### [Prompt]
Copy out every line containing the word "Punkte".

### [Material for the task]
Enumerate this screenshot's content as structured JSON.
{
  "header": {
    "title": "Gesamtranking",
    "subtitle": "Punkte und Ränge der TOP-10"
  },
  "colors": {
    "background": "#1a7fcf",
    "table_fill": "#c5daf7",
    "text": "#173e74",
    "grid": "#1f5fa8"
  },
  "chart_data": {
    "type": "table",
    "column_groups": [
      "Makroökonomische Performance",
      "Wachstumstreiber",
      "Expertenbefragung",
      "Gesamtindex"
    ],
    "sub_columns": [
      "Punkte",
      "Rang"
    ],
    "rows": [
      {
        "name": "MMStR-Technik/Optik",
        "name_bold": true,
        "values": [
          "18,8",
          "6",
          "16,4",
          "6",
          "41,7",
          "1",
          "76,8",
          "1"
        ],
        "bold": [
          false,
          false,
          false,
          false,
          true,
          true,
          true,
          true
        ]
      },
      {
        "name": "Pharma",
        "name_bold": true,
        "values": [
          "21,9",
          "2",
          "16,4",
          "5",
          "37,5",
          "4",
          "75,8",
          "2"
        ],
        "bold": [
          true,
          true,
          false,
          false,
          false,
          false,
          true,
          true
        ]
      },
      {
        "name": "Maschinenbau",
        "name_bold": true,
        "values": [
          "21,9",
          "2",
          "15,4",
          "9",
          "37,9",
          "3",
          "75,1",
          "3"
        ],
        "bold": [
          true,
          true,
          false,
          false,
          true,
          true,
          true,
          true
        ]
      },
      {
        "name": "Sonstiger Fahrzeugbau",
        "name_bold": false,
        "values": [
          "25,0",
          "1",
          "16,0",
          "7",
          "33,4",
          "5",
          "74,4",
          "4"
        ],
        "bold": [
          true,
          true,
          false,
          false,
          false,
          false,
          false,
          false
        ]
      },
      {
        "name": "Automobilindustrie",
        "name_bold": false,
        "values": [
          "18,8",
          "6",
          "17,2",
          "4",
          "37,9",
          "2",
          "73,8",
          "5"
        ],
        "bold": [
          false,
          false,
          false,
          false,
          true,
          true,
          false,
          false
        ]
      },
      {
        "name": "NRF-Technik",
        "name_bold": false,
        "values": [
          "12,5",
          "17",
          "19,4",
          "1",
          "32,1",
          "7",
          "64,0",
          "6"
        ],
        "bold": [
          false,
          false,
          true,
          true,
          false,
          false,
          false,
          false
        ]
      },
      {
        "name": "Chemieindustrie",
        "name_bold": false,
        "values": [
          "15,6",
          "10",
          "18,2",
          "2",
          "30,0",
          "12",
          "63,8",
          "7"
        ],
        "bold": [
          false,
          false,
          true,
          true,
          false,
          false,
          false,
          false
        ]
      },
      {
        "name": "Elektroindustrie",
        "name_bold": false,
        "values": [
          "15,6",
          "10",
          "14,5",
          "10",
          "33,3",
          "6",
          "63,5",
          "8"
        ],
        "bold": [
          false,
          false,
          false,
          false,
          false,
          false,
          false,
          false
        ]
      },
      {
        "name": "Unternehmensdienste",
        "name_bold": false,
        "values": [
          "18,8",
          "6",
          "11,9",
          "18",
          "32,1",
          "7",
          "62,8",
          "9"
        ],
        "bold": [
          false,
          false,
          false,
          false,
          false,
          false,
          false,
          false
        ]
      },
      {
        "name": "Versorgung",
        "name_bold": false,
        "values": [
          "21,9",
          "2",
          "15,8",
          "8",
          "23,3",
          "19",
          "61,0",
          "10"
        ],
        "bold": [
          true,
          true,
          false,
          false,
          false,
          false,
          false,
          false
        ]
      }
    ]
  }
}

### [Finished exercise]
    "subtitle": "Punkte und Ränge der TOP-10"
      "Punkte",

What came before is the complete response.